Exercise objective » Render every line of the items below as a Markdown table with the columns "No." and "Entry", numbering the rows and dropping blank lines. Leave the pictures out of the table.

--- Begin Records to use ---

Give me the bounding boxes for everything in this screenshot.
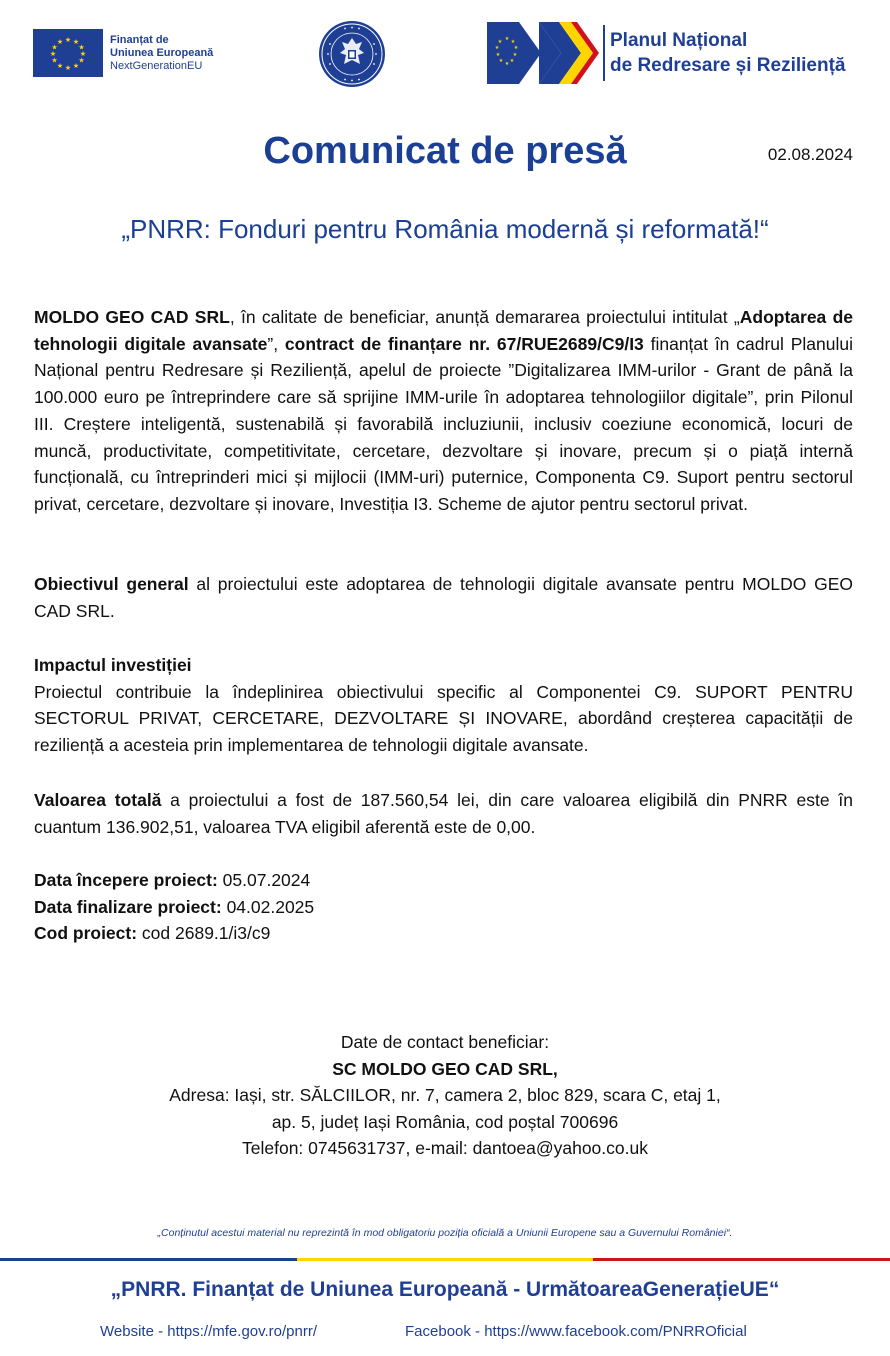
beneficiary-name: MOLDO GEO CAD SRL: [34, 307, 230, 327]
contract-number: contract de finanțare nr. 67/RUE2689/C9/I3: [284, 333, 644, 354]
svg-text:★: ★: [513, 45, 519, 51]
eu-line2: Uniunea Europeană: [110, 46, 214, 59]
page-title: Comunicat de presă: [263, 130, 627, 172]
pnrr-divider: [603, 25, 605, 81]
value-label: Valoarea totală: [34, 790, 162, 810]
svg-text:★: ★: [504, 61, 510, 67]
start-date-label: Data începere proiect:: [34, 870, 218, 890]
value-text: a proiectului a fost de 187.560,54 lei, din care valoarea eligibilă din PNRR este în cuantum 136.902,51, valoarea TVA eligibil aferentă este de 0,00.: [34, 790, 853, 837]
project-title: Adoptarea de tehnologii digitale avansate: [34, 307, 854, 354]
svg-text:★: ★: [509, 58, 515, 64]
tricolor-blue: [0, 1258, 297, 1261]
romanian-government-seal-icon: [318, 20, 386, 88]
impact-heading: Impactul investiției: [34, 655, 192, 675]
beneficiary-contact: [0, 1029, 890, 1162]
eu-line3: NextGenerationEU: [110, 59, 203, 72]
svg-text:★: ★: [504, 36, 510, 42]
svg-text:★: ★: [64, 36, 72, 44]
eu-flag-icon: [33, 29, 103, 77]
svg-text:★: ★: [512, 52, 518, 58]
svg-text:★: ★: [497, 39, 503, 45]
facebook-link[interactable]: Facebook - https://www.facebook.com/PNRROficial: [405, 1323, 747, 1340]
objective-text: al proiectului este adoptarea de tehnologii digitale avansate pentru MOLDO GEO CAD SRL.: [34, 574, 854, 621]
project-code-value: cod 2689.1/i3/c9: [137, 923, 271, 944]
pnrr-logo: [487, 22, 846, 84]
eu-funding-text: [110, 34, 213, 73]
svg-text:★: ★: [498, 58, 504, 64]
tricolor-divider: [0, 1258, 890, 1261]
svg-text:★: ★: [51, 56, 58, 65]
svg-text:★: ★: [495, 52, 501, 58]
intro-text-1: , în calitate de beneficiar, anunță demararea proiectului intitulat „: [229, 307, 740, 327]
svg-text:★: ★: [51, 43, 58, 52]
pnrr-logo-text: [610, 28, 846, 78]
svg-text:★: ★: [78, 43, 85, 52]
intro-text-3: finanțat în cadrul Planului Național pentru Redresare și Reziliență, apelul de proiecte ”Digitalizarea IMM-urilor - Grant de până la 100.000 euro pe întreprindere care să sprijine IMM-urile în adoptarea tehnologiilor digitale”, prin Pilonul III. Creștere inteligentă, sustenabilă și favorabilă incluziunii, inclusiv coeziune economică, locuri de muncă, productivitate, competitivitate, cercetare, dezvoltare și inovare, precum și o piață internă funcțională, cu întreprinderi mici și mijlocii (IMM-uri) puternice, Componenta C9. Suport pentru sectorul privat, cercetare, dezvoltare și inovare, Investiția I3. Scheme de ajutor pentru sectorul privat.: [34, 333, 853, 514]
end-date-value: 04.02.2025: [221, 896, 315, 917]
website-link[interactable]: Website - https://mfe.gov.ro/pnrr/: [100, 1323, 318, 1340]
svg-text:★: ★: [56, 62, 64, 70]
footer-slogan: „PNRR. Finanțat de Uniunea Europeană - UrmătoareaGenerațieUE“: [110, 1278, 780, 1301]
project-dates: [34, 867, 853, 947]
tricolor-yellow: [297, 1258, 594, 1261]
pnrr-flag-arrows-icon: [487, 22, 599, 84]
value-paragraph: [34, 787, 853, 840]
eu-funding-logo: [33, 29, 213, 77]
contact-address-line1: Adresa: Iași, str. SĂLCIILOR, nr. 7, camera 2, bloc 829, scara C, etaj 1,: [169, 1085, 721, 1105]
release-date: 02.08.2024: [767, 145, 853, 164]
page-subtitle: „PNRR: Fonduri pentru România modernă și reformată!“: [121, 214, 769, 244]
intro-text-2: ”,: [267, 333, 285, 354]
svg-text:★: ★: [72, 38, 80, 46]
svg-text:★: ★: [79, 50, 87, 58]
objective-paragraph: [34, 571, 853, 624]
project-code-label: Cod proiect:: [34, 923, 138, 944]
eu-line1: Finanțat de: [110, 33, 169, 46]
tricolor-red: [593, 1258, 890, 1261]
end-date-label: Data finalizare proiect:: [34, 896, 222, 917]
svg-text:★: ★: [510, 39, 516, 45]
svg-text:★: ★: [78, 56, 85, 65]
start-date-value: 05.07.2024: [217, 870, 311, 890]
contact-address-line2: ap. 5, județ Iași România, cod poștal 700696: [271, 1111, 619, 1132]
contact-phone-email: Telefon: 0745631737, e-mail: dantoea@yahoo.co.uk: [242, 1138, 648, 1158]
contact-company: SC MOLDO GEO CAD SRL,: [332, 1058, 558, 1079]
impact-text: Proiectul contribuie la îndeplinirea obiectivului specific al Componentei C9. SUPORT PENTRU SECTORUL PRIVAT, CERCETARE, DEZVOLTARE ȘI INOVARE, abordând creșterea capacității de reziliență a acesteia prin implementarea de tehnologii digitale avansate.: [34, 681, 853, 756]
svg-text:★: ★: [49, 50, 57, 58]
impact-paragraph: [34, 652, 853, 759]
svg-text:★: ★: [72, 62, 80, 70]
objective-label: Obiectivul general: [34, 574, 189, 594]
svg-text:★: ★: [56, 38, 64, 46]
pnrr-line2: de Redresare și Reziliență: [610, 55, 846, 76]
disclaimer: „Conținutul acestui material nu reprezintă în mod obligatoriu poziția oficială a Uniunii Europene sau a Guvernului României“.: [157, 1227, 733, 1239]
svg-text:★: ★: [64, 64, 72, 72]
contact-heading: Date de contact beneficiar:: [340, 1032, 550, 1052]
svg-text:★: ★: [494, 45, 500, 51]
intro-paragraph: [34, 304, 853, 518]
pnrr-line1: Planul Național: [610, 30, 748, 51]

--- End Records to use ---

Problem solution »
| No. | Entry |
|---|---|
| 1 | Give me the bounding boxes for everything in this screenshot. |
| 2 | beneficiary-name: MOLDO GEO CAD SRL: [34, 307, 230, 327] |
| 3 | contract-number: contract de finanțare nr. 67/RUE2689/C9/I3: [284, 333, 644, 354] |
| 4 | svg-text:★: ★: [513, 45, 519, 51] |
| 5 | eu-line2: Uniunea Europeană: [110, 46, 214, 59] |
| 6 | page-title: Comunicat de presă: [263, 130, 627, 172] |
| 7 | pnrr-divider: [603, 25, 605, 81] |
| 8 | value-label: Valoarea totală: [34, 790, 162, 810] |
| 9 | svg-text:★: ★: [504, 61, 510, 67] |
| 10 | start-date-label: Data începere proiect:: [34, 870, 218, 890] |
| 11 | value-text: a proiectului a fost de 187.560,54 lei, din care valoarea eligibilă din PNRR este în cuantum 136.902,51, valoarea TVA eligibil aferentă este de 0,00.: [34, 790, 853, 837] |
| 12 | project-title: Adoptarea de tehnologii digitale avansate: [34, 307, 854, 354] |
| 13 | svg-text:★: ★: [509, 58, 515, 64] |
| 14 | tricolor-blue: [0, 1258, 297, 1261] |
| 15 | romanian-government-seal-icon: [318, 20, 386, 88] |
| 16 | impact-heading: Impactul investiției: [34, 655, 192, 675] |
| 17 | beneficiary-contact: [0, 1029, 890, 1162] |
| 18 | eu-line3: NextGenerationEU: [110, 59, 203, 72] |
| 19 | svg-text:★: ★: [504, 36, 510, 42] |
| 20 | svg-text:★: ★: [64, 36, 72, 44] |
| 21 | eu-flag-icon: [33, 29, 103, 77] |
| 22 | svg-text:★: ★: [512, 52, 518, 58] |
| 23 | svg-text:★: ★: [497, 39, 503, 45] |
| 24 | facebook-link[interactable]: Facebook - https://www.facebook.com/PNRROficial: [405, 1323, 747, 1340] |
| 25 | objective-text: al proiectului este adoptarea de tehnologii digitale avansate pentru MOLDO GEO CAD SRL.: [34, 574, 854, 621] |
| 26 | project-code-value: cod 2689.1/i3/c9: [137, 923, 271, 944] |
| 27 | pnrr-logo: [487, 22, 846, 84] |
| 28 | eu-funding-text: [110, 34, 213, 73] |
| 29 | svg-text:★: ★: [498, 58, 504, 64] |
| 30 | tricolor-divider: [0, 1258, 890, 1261] |
| 31 | svg-text:★: ★: [51, 56, 58, 65] |
| 32 | svg-text:★: ★: [495, 52, 501, 58] |
| 33 | intro-text-1: , în calitate de beneficiar, anunță demararea proiectului intitulat „: [229, 307, 740, 327] |
| 34 | svg-text:★: ★: [51, 43, 58, 52] |
| 35 | pnrr-logo-text: [610, 28, 846, 78] |
| 36 | svg-text:★: ★: [78, 43, 85, 52] |
| 37 | intro-text-3: finanțat în cadrul Planului Național pentru Redresare și Reziliență, apelul de proiecte ”Digitalizarea IMM-urilor - Grant de până la 100.000 euro pe întreprindere care să sprijine IMM-urile în adoptarea tehnologiilor digitale”, prin Pilonul III. Creștere inteligentă, sustenabilă și favorabilă incluziunii, inclusiv coeziune economică, locuri de muncă, productivitate, competitivitate, cercetare, dezvoltare și inovare, precum și o piață internă funcțională, cu întreprinderi mici și mijlocii (IMM-uri) puternice, Componenta C9. Suport pentru sectorul privat, cercetare, dezvoltare și inovare, Investiția I3. Scheme de ajutor pentru sectorul privat.: [34, 333, 853, 514] |
| 38 | end-date-value: 04.02.2025: [221, 896, 315, 917] |
| 39 | website-link[interactable]: Website - https://mfe.gov.ro/pnrr/: [100, 1323, 318, 1340] |
| 40 | svg-text:★: ★: [56, 62, 64, 70] |
| 41 | footer-slogan: „PNRR. Finanțat de Uniunea Europeană - UrmătoareaGenerațieUE“: [110, 1278, 780, 1301] |
| 42 | project-dates: [34, 867, 853, 947] |
| 43 | tricolor-yellow: [297, 1258, 594, 1261] |
| 44 | pnrr-flag-arrows-icon: [487, 22, 599, 84] |
| 45 | value-paragraph: [34, 787, 853, 840] |
| 46 | eu-funding-logo: [33, 29, 213, 77] |
| 47 | contact-address-line1: Adresa: Iași, str. SĂLCIILOR, nr. 7, camera 2, bloc 829, scara C, etaj 1,: [169, 1085, 721, 1105] |
| 48 | release-date: 02.08.2024: [767, 145, 853, 164] |
| 49 | page-subtitle: „PNRR: Fonduri pentru România modernă și reformată!“: [121, 214, 769, 244] |
| 50 | intro-text-2: ”,: [267, 333, 285, 354] |
| 51 | svg-text:★: ★: [72, 38, 80, 46] |
| 52 | svg-text:★: ★: [79, 50, 87, 58] |
| 53 | objective-paragraph: [34, 571, 853, 624] |
| 54 | project-code-label: Cod proiect:: [34, 923, 138, 944] |
| 55 | eu-line1: Finanțat de: [110, 33, 169, 46] |
| 56 | tricolor-red: [593, 1258, 890, 1261] |
| 57 | end-date-label: Data finalizare proiect:: [34, 896, 222, 917] |
| 58 | svg-text:★: ★: [510, 39, 516, 45] |
| 59 | svg-text:★: ★: [78, 56, 85, 65] |
| 60 | start-date-value: 05.07.2024: [217, 870, 311, 890] |
| 61 | contact-address-line2: ap. 5, județ Iași România, cod poștal 700696: [271, 1111, 619, 1132] |
| 62 | contact-phone-email: Telefon: 0745631737, e-mail: dantoea@yahoo.co.uk: [242, 1138, 648, 1158] |
| 63 | contact-company: SC MOLDO GEO CAD SRL,: [332, 1058, 558, 1079] |
| 64 | impact-text: Proiectul contribuie la îndeplinirea obiectivului specific al Componentei C9. SUPORT PENTRU SECTORUL PRIVAT, CERCETARE, DEZVOLTARE ȘI INOVARE, abordând creșterea capacității de reziliență a acesteia prin implementarea de tehnologii digitale avansate.: [34, 681, 853, 756] |
| 65 | svg-text:★: ★: [49, 50, 57, 58] |
| 66 | impact-paragraph: [34, 652, 853, 759] |
| 67 | svg-text:★: ★: [72, 62, 80, 70] |
| 68 | objective-label: Obiectivul general: [34, 574, 189, 594] |
| 69 | svg-text:★: ★: [56, 38, 64, 46] |
| 70 | pnrr-line2: de Redresare și Reziliență: [610, 55, 846, 76] |
| 71 | disclaimer: „Conținutul acestui material nu reprezintă în mod obligatoriu poziția oficială a Uniunii Europene sau a Guvernului României“.: [157, 1227, 733, 1239] |
| 72 | svg-text:★: ★: [64, 64, 72, 72] |
| 73 | contact-heading: Date de contact beneficiar:: [340, 1032, 550, 1052] |
| 74 | svg-text:★: ★: [494, 45, 500, 51] |
| 75 | intro-paragraph: [34, 304, 853, 518] |
| 76 | pnrr-line1: Planul Național: [610, 30, 748, 51] |